PROBLEM TO WORK ON:
How many lines of these entries hold the string "Liquidaciones"? Answer with the number alone.

Data records
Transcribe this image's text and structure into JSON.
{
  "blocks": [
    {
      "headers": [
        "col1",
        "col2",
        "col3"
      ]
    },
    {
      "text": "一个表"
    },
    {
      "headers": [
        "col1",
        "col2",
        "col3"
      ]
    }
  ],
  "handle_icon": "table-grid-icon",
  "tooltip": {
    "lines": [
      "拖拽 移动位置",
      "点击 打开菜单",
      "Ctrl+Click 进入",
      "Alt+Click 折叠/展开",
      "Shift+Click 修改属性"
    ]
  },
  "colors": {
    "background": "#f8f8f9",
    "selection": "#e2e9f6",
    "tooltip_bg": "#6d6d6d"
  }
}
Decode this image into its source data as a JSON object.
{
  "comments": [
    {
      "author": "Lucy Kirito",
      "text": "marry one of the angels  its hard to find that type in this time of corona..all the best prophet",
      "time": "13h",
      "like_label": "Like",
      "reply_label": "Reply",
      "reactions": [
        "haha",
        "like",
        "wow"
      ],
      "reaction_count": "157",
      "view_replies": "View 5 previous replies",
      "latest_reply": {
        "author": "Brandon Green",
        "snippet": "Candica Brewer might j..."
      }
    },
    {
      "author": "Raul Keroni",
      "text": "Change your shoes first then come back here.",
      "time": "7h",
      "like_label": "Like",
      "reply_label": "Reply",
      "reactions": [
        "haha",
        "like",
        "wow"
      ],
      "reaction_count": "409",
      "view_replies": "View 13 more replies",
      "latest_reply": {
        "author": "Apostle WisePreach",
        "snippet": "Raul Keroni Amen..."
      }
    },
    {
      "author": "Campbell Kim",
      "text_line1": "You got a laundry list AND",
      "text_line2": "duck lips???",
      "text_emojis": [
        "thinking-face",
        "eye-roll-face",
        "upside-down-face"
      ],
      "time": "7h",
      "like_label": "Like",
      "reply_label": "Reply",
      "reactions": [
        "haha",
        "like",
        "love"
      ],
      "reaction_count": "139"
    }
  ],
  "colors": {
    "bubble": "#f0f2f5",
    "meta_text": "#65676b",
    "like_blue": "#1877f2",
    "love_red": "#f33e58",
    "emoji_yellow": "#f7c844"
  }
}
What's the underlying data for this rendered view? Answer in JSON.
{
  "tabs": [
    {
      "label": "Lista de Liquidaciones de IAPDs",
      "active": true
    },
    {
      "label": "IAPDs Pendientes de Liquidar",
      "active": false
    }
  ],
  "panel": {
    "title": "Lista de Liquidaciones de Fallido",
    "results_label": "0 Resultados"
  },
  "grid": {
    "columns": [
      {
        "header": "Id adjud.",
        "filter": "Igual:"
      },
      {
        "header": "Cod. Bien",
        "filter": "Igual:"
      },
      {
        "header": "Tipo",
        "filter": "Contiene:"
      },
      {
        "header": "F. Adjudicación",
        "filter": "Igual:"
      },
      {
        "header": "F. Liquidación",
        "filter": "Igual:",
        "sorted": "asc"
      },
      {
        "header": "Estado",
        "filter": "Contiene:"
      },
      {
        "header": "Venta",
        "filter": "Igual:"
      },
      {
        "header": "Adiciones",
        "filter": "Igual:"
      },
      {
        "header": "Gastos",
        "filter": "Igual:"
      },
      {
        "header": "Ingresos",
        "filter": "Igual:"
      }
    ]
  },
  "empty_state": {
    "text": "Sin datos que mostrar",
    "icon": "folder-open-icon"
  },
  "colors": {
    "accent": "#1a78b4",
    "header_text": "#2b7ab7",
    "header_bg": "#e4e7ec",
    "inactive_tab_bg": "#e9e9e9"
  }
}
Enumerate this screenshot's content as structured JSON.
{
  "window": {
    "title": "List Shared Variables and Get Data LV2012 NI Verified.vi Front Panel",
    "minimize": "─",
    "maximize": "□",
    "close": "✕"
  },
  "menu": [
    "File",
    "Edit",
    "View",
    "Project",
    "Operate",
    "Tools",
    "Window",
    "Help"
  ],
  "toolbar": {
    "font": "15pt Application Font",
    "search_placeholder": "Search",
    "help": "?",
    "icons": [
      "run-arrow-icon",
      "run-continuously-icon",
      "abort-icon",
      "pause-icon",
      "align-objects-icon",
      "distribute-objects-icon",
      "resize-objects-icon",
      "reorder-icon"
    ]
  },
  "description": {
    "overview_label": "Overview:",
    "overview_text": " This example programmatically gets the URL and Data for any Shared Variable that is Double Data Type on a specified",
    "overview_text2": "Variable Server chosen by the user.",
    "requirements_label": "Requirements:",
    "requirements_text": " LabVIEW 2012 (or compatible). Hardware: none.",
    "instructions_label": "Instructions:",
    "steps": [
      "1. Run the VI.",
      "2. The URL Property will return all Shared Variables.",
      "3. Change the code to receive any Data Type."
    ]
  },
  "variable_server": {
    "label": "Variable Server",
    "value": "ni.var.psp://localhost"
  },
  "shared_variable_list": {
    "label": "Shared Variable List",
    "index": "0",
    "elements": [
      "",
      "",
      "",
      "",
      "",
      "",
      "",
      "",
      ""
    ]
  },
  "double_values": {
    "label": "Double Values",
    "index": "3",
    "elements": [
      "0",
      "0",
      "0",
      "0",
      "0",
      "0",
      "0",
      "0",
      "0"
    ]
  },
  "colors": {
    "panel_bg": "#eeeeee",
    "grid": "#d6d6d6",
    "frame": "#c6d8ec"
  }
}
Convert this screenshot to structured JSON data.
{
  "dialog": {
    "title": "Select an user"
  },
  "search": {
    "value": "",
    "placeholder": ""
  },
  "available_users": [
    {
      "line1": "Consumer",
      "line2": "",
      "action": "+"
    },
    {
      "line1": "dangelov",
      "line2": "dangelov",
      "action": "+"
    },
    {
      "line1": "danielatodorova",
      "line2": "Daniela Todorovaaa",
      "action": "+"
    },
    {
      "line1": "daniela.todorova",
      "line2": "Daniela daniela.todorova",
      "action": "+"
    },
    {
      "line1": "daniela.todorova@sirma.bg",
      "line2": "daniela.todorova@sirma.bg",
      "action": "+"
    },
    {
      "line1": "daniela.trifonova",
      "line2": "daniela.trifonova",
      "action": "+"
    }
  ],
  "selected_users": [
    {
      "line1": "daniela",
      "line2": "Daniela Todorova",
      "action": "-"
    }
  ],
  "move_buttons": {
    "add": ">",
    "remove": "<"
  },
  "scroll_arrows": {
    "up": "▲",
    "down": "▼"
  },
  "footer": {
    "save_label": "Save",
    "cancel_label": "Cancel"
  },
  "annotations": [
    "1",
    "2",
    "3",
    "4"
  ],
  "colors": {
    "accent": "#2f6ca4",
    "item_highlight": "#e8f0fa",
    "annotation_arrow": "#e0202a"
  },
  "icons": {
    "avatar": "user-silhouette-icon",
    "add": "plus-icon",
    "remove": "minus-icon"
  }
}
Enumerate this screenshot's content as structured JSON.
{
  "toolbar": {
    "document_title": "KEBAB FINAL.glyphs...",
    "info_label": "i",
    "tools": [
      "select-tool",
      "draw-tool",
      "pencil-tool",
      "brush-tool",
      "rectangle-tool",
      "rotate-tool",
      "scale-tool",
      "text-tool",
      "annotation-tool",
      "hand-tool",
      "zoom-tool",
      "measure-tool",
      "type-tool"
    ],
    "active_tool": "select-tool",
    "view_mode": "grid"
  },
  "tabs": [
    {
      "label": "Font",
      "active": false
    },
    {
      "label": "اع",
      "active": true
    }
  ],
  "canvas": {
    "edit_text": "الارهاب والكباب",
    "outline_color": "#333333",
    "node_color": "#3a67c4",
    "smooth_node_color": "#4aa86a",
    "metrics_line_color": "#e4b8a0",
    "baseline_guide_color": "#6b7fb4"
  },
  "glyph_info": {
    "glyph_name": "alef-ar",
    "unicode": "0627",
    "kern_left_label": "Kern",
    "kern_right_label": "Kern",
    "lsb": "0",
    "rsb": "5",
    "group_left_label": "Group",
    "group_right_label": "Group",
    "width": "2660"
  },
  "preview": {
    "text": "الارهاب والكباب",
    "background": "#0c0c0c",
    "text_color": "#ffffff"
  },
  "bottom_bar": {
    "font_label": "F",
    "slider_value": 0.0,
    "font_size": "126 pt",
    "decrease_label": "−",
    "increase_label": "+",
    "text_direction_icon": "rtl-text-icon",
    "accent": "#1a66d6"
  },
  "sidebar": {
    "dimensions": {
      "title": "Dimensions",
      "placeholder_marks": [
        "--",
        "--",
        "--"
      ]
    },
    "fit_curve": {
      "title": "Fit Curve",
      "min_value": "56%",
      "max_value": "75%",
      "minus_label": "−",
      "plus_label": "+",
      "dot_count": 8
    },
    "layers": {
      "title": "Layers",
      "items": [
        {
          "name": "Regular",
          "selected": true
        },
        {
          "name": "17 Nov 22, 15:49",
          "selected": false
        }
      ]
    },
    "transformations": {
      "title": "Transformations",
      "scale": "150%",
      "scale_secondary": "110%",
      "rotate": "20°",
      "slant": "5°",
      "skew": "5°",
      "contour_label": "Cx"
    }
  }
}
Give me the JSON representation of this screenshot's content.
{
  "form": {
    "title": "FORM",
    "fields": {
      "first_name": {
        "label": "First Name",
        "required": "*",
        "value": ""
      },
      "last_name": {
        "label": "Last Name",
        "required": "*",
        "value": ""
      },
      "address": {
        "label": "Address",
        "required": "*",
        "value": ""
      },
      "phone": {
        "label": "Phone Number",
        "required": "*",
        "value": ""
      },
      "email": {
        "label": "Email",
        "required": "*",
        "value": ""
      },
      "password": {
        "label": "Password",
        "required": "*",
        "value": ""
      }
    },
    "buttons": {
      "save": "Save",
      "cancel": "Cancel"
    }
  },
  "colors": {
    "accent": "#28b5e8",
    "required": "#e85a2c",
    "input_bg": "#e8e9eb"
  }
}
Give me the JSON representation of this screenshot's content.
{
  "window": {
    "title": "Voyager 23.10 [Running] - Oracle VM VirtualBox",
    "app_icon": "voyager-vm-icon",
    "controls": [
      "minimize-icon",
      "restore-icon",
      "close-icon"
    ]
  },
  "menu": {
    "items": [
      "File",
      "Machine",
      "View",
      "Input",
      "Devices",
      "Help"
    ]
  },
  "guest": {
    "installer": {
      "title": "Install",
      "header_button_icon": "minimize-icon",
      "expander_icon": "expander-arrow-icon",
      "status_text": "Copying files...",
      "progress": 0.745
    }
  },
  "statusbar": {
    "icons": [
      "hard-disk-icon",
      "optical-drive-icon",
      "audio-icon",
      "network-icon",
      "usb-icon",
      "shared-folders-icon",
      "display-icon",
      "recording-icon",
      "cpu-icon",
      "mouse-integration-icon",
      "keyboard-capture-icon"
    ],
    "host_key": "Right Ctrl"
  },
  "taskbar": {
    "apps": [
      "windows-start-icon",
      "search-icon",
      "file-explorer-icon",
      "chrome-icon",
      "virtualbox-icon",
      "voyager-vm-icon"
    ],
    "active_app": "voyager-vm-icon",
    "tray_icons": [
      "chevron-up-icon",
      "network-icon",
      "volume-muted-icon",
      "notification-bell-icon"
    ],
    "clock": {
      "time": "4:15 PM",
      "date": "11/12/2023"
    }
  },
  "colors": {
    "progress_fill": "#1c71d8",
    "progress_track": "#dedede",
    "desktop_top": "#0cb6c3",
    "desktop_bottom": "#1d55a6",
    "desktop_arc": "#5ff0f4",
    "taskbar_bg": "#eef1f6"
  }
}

RESPONSE:
2